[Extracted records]
* * *

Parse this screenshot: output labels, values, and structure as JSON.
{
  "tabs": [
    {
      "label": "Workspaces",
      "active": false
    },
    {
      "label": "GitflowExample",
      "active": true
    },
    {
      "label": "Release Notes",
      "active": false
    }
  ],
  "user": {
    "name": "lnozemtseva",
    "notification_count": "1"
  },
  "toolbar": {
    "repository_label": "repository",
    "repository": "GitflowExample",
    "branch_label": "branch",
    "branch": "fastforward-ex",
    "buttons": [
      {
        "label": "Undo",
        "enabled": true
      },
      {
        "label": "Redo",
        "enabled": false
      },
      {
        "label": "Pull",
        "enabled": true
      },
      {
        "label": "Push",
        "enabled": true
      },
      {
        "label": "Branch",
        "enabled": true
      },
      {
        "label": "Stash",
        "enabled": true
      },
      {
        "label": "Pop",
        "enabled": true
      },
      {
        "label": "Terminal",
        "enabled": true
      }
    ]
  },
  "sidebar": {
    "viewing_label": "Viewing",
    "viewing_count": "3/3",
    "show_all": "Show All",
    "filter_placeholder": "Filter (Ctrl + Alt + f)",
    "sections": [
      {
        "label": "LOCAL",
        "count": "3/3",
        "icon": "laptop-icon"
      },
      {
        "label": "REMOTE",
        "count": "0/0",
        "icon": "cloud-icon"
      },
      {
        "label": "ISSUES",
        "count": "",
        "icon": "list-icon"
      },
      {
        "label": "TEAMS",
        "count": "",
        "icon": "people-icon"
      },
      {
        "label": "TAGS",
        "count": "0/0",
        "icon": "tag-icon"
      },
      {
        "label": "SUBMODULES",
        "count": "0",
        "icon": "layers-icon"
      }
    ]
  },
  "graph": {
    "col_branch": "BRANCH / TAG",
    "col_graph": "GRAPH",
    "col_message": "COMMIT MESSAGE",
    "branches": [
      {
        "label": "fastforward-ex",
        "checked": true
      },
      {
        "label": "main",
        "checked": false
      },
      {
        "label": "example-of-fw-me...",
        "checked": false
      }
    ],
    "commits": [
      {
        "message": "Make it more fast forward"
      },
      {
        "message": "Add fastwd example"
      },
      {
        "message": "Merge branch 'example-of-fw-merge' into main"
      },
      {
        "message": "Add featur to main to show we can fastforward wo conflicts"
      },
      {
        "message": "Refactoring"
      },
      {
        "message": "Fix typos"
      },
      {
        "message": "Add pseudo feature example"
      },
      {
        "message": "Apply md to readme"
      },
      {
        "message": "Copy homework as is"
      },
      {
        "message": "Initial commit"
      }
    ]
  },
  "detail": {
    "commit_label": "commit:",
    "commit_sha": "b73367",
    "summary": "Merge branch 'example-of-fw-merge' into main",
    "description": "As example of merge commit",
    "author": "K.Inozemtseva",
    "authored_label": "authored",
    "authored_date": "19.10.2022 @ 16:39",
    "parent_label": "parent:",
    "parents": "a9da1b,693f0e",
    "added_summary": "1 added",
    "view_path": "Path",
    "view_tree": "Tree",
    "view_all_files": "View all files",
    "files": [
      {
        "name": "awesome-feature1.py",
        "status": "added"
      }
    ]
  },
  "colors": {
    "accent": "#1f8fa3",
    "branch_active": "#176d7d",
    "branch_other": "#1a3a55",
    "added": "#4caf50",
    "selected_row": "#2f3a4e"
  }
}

* * *

Show each line of the data that contains the string "merge".

        "message": "Merge branch 'example-of-fw-merge' into main"
    "summary": "Merge branch 'example-of-fw-merge' into main",
    "description": "As example of merge commit",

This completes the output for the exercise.